Data listing:
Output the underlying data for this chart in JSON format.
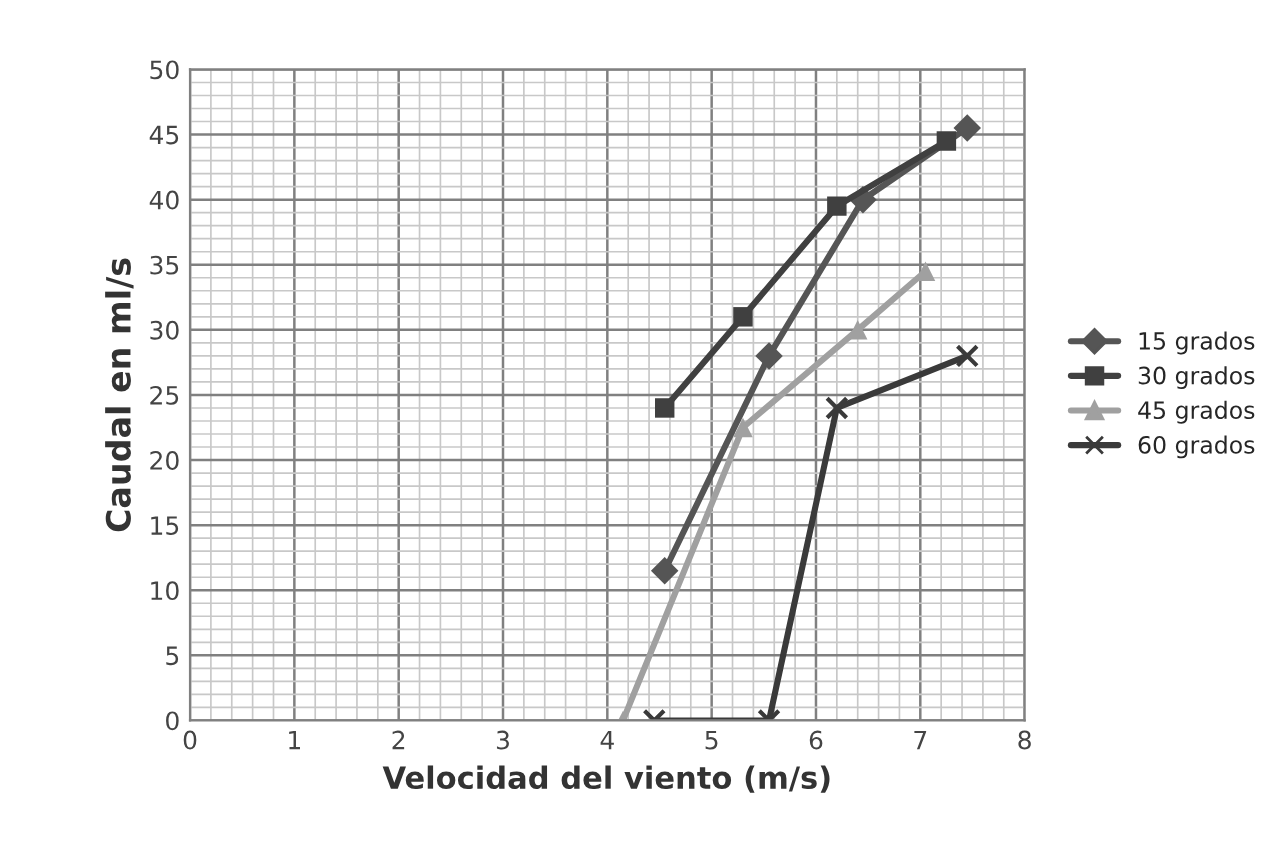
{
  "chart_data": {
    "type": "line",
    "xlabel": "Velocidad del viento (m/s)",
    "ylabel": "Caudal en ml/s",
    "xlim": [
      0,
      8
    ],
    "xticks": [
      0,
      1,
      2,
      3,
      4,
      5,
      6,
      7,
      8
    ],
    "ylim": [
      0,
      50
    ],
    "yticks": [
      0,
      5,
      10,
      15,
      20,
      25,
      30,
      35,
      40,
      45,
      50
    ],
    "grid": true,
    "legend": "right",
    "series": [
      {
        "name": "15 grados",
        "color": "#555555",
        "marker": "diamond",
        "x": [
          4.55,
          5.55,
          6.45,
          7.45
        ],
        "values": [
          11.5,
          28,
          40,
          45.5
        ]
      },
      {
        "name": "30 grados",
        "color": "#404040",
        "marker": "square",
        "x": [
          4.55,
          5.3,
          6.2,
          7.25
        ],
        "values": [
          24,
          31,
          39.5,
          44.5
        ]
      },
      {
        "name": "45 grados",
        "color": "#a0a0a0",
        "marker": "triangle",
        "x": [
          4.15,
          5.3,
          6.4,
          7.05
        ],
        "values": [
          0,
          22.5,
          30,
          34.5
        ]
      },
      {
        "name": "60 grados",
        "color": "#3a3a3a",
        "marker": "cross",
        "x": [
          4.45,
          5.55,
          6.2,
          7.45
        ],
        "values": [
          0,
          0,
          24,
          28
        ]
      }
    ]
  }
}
* * *
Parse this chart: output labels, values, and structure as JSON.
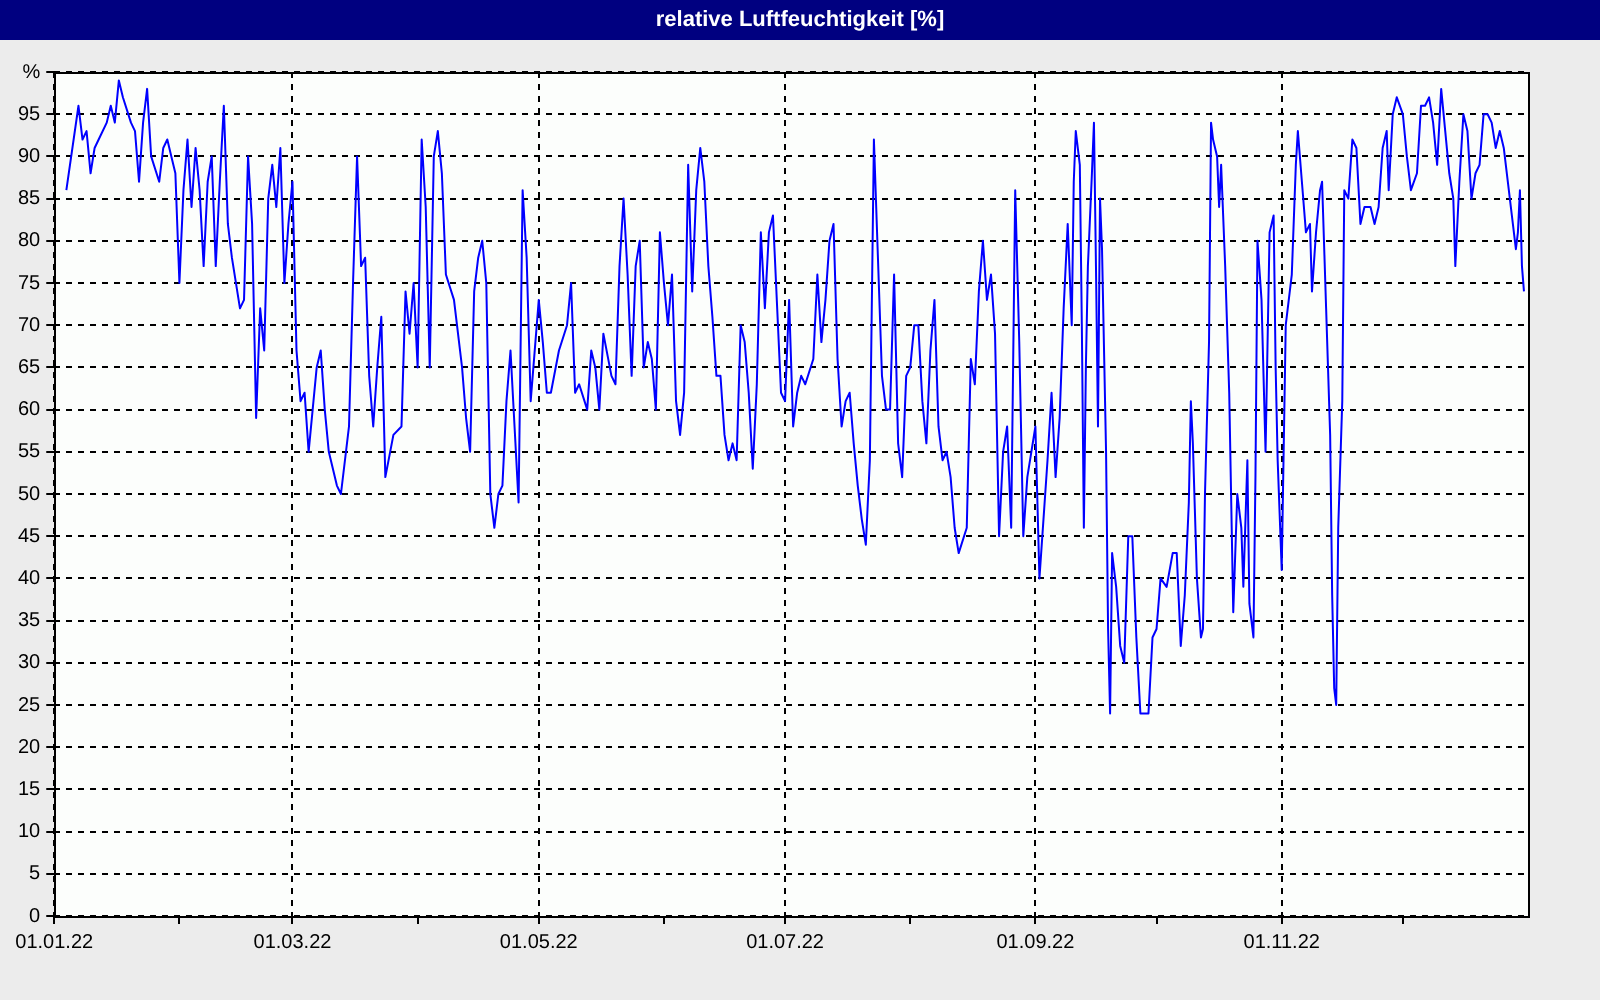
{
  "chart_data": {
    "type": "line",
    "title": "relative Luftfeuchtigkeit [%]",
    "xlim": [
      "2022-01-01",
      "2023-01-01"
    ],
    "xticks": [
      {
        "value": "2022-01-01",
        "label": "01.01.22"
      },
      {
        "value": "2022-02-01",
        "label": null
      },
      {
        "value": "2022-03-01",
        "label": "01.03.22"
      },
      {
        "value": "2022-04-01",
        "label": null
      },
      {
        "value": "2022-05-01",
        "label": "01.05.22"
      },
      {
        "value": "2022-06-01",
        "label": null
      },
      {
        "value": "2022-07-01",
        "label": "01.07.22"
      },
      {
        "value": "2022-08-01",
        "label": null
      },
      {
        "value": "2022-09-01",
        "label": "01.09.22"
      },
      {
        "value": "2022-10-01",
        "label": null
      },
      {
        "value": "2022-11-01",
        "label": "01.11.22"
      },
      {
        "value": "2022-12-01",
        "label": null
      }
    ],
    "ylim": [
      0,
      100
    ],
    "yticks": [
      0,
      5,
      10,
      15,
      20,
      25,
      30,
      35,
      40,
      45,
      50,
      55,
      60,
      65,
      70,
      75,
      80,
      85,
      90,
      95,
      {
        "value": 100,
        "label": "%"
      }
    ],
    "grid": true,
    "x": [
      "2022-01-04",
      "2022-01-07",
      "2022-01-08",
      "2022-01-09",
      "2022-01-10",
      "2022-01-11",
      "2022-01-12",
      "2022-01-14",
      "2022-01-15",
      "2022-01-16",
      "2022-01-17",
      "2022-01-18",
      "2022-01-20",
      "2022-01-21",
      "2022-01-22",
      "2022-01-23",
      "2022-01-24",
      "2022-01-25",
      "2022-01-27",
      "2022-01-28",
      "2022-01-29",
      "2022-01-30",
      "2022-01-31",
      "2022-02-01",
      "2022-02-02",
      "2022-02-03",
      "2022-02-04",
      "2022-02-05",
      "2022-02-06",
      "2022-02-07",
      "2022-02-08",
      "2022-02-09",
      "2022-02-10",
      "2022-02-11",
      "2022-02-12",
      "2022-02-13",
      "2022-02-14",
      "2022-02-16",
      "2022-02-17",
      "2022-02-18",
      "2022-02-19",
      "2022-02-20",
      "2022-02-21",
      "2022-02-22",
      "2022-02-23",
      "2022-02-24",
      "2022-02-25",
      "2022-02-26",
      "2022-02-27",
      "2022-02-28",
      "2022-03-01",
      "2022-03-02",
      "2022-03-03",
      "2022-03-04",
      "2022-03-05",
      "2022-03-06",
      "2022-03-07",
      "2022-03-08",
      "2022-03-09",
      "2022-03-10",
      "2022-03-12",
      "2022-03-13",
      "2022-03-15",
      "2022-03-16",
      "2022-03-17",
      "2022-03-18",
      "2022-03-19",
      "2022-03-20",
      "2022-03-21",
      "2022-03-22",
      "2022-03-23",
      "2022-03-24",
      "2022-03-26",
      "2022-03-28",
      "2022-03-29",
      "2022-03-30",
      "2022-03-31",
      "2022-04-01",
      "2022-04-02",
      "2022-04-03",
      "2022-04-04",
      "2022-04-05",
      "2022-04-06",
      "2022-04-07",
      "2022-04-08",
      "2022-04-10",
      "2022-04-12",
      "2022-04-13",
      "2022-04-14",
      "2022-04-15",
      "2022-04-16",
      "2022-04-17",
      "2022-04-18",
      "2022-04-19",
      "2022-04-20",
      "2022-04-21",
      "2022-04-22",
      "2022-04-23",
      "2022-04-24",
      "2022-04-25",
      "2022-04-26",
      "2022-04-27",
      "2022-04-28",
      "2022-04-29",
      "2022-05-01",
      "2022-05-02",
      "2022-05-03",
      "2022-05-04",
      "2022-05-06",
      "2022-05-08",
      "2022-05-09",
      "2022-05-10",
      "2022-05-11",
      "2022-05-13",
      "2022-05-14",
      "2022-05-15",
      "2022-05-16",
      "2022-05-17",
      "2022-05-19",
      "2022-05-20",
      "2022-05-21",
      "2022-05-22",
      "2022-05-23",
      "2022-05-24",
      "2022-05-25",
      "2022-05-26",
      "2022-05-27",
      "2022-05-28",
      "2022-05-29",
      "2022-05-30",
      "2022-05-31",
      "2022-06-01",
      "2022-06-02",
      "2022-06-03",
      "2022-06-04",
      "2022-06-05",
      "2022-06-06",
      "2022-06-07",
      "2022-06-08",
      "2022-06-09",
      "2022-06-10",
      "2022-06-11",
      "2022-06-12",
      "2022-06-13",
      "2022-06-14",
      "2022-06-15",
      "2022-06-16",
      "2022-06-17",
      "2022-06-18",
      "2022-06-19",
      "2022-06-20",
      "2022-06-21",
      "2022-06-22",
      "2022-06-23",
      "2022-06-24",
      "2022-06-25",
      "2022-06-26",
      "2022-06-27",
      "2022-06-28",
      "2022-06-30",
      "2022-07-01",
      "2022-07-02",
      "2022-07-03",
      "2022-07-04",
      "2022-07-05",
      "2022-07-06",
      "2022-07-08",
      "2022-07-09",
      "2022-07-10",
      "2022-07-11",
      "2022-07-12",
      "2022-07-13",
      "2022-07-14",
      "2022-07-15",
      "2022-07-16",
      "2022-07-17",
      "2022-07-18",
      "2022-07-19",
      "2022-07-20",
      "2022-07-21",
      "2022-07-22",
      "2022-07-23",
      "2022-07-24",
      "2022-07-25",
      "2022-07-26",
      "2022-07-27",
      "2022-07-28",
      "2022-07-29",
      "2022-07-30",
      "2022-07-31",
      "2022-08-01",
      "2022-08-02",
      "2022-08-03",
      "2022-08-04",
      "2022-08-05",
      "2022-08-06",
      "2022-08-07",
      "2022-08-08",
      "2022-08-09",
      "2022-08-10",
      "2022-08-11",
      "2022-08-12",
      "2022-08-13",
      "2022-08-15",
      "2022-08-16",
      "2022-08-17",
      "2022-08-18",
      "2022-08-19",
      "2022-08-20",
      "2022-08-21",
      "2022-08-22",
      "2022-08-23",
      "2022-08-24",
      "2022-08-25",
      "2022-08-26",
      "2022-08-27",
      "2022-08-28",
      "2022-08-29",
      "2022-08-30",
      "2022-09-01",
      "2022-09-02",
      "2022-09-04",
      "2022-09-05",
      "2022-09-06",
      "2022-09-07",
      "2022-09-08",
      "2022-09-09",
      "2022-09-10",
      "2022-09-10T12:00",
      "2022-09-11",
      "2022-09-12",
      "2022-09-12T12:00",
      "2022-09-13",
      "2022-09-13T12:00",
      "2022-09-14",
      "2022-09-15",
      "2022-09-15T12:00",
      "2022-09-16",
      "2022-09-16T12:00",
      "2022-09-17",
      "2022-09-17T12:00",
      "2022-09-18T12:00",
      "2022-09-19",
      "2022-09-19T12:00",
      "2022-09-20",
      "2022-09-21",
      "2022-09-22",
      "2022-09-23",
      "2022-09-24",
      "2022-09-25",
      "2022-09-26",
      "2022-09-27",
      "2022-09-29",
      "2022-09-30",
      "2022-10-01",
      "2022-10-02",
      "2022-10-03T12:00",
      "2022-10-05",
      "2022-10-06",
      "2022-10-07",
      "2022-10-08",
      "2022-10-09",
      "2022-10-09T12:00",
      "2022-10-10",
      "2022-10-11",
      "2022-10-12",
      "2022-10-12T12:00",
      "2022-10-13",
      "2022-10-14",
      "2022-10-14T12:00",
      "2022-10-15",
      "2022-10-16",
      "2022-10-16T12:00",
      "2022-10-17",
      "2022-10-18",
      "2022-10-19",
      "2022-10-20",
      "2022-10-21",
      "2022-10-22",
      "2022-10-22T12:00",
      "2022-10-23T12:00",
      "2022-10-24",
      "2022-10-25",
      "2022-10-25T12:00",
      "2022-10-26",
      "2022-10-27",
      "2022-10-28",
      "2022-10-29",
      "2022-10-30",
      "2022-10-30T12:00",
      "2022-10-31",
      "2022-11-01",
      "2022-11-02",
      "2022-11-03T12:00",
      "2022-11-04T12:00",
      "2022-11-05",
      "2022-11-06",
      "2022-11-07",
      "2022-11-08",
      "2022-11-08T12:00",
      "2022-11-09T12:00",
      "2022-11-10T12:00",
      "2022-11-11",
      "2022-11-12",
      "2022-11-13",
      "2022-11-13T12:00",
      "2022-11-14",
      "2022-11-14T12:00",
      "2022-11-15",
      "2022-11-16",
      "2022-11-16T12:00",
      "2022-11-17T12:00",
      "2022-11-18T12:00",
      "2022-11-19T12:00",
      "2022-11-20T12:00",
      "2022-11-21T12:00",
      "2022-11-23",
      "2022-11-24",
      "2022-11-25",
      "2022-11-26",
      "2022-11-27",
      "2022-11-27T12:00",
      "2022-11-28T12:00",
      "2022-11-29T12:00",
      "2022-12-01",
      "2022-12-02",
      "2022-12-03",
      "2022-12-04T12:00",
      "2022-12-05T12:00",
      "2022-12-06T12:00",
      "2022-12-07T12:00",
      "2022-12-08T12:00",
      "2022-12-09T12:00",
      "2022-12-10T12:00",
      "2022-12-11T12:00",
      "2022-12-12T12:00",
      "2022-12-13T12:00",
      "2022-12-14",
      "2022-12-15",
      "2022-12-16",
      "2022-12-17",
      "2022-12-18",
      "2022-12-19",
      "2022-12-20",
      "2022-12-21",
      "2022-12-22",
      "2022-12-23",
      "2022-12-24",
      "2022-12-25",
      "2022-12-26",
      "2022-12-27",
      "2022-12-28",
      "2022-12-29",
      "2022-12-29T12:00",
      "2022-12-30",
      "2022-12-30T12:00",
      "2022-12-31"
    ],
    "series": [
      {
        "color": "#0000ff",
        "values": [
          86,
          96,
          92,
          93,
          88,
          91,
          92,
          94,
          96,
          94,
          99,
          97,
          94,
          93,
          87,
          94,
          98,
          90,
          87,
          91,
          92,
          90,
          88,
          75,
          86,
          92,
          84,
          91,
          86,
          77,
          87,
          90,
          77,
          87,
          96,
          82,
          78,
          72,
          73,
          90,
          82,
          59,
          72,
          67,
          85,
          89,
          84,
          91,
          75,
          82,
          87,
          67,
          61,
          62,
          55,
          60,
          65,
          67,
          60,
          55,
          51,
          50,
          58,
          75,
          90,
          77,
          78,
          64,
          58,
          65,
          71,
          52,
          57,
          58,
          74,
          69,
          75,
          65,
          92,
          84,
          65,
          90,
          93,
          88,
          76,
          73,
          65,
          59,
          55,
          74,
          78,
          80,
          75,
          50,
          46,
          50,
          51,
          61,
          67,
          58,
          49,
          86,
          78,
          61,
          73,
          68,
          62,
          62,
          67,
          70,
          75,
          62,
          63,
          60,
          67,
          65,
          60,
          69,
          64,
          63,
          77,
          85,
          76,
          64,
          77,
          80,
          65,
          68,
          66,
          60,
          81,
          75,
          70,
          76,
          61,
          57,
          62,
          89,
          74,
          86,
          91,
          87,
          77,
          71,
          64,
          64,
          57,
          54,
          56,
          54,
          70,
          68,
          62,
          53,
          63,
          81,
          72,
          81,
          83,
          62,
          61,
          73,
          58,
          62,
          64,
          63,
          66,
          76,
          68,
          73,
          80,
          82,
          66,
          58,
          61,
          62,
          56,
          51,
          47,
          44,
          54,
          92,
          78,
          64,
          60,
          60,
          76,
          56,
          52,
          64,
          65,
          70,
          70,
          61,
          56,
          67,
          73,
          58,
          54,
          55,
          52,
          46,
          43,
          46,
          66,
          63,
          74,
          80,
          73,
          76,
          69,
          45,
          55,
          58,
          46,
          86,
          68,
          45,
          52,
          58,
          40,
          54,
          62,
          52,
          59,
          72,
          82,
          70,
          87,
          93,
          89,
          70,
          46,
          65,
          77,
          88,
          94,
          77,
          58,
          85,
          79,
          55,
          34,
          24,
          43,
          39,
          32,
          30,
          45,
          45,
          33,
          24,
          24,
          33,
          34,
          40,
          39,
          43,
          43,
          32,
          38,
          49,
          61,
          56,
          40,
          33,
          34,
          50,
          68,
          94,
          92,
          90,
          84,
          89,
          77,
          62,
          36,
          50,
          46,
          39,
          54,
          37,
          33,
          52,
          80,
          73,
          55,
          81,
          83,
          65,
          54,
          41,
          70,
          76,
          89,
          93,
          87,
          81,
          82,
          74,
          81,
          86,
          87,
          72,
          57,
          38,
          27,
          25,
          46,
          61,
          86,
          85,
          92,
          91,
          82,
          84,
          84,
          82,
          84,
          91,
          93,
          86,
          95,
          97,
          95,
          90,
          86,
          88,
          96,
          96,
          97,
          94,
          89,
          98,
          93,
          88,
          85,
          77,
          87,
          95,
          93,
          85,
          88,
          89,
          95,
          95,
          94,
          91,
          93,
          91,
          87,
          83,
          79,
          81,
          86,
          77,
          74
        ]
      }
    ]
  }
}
==
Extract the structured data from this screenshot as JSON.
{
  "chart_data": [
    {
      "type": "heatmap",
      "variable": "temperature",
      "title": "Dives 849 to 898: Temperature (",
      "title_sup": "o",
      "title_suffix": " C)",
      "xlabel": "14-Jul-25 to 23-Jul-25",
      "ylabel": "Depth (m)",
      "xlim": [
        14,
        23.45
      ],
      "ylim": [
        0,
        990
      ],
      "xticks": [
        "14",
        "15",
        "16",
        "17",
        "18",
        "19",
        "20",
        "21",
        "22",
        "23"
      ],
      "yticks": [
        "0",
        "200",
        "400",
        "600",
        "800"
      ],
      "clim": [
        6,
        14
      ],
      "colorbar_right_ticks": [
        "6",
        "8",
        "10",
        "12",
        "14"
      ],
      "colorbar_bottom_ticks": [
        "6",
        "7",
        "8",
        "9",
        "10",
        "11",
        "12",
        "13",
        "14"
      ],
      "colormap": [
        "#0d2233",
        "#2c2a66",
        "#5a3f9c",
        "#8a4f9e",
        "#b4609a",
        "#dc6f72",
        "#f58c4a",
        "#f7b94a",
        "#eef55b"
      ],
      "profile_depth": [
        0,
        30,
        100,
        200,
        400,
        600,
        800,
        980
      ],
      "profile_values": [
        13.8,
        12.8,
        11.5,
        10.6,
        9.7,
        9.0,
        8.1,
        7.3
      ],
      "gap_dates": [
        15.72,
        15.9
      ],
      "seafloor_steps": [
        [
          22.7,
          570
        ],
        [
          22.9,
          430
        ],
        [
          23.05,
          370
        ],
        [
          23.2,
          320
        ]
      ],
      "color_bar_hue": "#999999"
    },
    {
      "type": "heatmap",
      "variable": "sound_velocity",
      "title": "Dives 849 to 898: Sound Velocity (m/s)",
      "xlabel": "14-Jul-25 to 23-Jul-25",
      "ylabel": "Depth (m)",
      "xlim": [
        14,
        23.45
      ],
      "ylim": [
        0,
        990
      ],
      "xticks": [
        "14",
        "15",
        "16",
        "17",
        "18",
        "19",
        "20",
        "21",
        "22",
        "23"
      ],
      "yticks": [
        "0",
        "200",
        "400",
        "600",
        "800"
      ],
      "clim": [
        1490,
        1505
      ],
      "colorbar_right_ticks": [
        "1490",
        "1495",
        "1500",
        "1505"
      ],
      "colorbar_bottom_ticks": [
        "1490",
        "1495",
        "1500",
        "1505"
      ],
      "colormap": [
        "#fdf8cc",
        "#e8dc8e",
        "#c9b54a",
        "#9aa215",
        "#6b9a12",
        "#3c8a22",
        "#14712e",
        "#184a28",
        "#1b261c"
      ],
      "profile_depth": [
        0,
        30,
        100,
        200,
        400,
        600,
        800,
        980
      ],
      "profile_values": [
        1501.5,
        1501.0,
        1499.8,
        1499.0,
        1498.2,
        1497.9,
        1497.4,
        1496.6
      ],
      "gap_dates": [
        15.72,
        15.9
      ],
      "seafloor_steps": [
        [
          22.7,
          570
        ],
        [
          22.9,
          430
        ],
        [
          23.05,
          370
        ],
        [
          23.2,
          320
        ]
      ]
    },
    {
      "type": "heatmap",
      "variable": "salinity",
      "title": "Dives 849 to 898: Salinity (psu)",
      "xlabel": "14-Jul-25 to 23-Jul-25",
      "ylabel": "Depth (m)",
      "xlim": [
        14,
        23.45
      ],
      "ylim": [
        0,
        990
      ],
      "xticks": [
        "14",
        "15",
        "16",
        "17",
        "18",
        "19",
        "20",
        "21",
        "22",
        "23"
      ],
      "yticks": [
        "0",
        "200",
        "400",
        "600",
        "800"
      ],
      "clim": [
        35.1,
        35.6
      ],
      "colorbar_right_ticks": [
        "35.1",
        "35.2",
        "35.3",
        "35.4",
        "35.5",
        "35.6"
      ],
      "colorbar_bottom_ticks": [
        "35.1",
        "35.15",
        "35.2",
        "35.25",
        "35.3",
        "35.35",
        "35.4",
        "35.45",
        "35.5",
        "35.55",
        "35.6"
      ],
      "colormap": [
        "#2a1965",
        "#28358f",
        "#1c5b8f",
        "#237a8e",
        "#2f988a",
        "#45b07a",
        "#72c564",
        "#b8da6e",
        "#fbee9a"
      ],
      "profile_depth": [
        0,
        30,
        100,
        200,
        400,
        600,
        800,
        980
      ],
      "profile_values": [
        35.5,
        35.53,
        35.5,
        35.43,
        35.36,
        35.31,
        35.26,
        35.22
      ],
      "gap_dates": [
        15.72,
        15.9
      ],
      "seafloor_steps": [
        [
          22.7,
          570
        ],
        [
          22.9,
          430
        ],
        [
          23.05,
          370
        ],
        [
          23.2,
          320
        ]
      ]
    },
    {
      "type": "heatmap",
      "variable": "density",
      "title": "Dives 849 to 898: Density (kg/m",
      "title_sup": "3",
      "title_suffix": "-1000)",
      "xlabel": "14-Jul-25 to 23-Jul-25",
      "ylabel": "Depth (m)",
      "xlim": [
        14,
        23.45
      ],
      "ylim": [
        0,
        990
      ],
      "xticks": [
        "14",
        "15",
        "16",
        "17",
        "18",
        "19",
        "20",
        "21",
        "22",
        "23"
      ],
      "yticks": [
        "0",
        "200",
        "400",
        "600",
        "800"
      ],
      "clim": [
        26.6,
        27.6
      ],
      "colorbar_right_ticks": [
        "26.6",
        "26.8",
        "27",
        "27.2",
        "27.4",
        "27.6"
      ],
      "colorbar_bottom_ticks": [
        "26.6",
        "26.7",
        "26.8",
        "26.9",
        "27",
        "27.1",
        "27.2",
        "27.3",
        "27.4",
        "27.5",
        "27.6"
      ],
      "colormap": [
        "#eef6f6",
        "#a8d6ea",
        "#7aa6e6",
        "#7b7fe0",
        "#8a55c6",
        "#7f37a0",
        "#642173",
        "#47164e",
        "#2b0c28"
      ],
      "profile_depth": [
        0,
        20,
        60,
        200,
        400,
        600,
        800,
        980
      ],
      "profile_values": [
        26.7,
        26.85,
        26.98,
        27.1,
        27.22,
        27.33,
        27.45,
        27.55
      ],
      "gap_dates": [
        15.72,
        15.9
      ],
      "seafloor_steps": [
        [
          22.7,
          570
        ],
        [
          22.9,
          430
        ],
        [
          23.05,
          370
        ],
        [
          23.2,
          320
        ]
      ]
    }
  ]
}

■ What you will do
Collect each line holding the string "name".

■ Task output
        "name": "15 grados",
        "name": "30 grados",
        "name": "45 grados",
        "name": "60 grados",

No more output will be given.